And what happens when the camber changes, as with unequal length wishbones, which seems to be the norm?

Or should that not happen?

Cheers,
Syd.

[Edited on 11/2/08 by Syd Bridge]


MikeRJ - 11/2/08 at 09:55 PM

quote:
Originally posted by Syd Bridge
And what happens when the camber changes, as with unequal length wishbones, which seems to be the norm?



I thought exactly the same. This would only ever work 100% if the steering balljoint is exactly in-line with the bottom wishbone ball joint in both axis.

The majority of mid-engined production cars I have seen have the tie rod attached to the chassis (or becomes one of the inboard wishbone mounting bolts in the case of the Elise). This gives a fair bit of number crunching and/or trial and error to get right, but you have the advantage that you could design in a little toe-in on bump if required.
----
Answer these questions about the suspension discussion:
1. Which forum user asked what happens when the camber changes?
2. According to MikeRJ, what do most mid-engined production cars attach the tie rod to?
3. Which car is named as one where the tie rod becomes one of the inboard wishbone mounting bolts?
The material after this comes from a separate source and is unrelated to the text.

(Dataset records)
----
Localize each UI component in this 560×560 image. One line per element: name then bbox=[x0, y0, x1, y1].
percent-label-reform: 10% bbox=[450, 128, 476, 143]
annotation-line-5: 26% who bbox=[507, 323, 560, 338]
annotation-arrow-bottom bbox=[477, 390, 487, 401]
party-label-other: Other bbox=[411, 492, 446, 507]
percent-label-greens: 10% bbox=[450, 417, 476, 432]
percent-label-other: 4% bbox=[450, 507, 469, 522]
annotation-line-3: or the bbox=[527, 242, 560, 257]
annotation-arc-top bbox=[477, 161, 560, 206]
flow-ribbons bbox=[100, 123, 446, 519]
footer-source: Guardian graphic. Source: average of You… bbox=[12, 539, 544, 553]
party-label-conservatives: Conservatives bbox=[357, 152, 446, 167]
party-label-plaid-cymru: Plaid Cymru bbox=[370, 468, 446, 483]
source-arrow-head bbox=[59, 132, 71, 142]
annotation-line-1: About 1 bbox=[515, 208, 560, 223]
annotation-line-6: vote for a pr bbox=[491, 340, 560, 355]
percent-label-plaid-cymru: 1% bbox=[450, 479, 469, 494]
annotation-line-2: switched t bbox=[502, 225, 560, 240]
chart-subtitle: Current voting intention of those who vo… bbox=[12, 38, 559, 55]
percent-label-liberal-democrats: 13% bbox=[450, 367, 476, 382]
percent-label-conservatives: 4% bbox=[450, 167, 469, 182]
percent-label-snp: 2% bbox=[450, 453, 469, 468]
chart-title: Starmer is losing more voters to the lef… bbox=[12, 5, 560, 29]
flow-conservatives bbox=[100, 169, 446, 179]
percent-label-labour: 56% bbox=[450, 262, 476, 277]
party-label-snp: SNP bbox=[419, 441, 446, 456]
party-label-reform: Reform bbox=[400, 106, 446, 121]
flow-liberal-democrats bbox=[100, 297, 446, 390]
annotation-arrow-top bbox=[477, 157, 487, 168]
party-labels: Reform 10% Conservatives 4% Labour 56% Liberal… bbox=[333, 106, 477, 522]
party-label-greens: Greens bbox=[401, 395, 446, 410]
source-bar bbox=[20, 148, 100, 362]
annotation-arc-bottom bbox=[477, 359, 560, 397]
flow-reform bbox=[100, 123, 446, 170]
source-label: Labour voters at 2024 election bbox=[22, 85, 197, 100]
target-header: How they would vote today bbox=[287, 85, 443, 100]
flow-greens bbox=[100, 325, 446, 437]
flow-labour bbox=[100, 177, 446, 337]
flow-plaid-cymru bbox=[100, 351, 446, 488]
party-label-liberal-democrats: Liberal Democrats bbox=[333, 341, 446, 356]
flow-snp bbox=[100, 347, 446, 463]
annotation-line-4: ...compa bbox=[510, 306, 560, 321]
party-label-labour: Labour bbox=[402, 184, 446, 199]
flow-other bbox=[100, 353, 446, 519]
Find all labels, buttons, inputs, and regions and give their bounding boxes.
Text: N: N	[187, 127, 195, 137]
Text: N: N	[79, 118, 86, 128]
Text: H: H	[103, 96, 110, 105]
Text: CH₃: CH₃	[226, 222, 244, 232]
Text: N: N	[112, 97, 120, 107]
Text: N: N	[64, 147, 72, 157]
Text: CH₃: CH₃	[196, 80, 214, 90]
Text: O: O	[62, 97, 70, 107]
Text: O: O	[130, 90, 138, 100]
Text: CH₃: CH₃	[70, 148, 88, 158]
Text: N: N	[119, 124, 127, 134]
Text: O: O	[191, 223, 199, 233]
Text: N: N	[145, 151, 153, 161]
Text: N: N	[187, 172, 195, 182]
----
* _EXERCISE RESPONSE_
1. Syd Bridge
2. The chassis
3. The Elise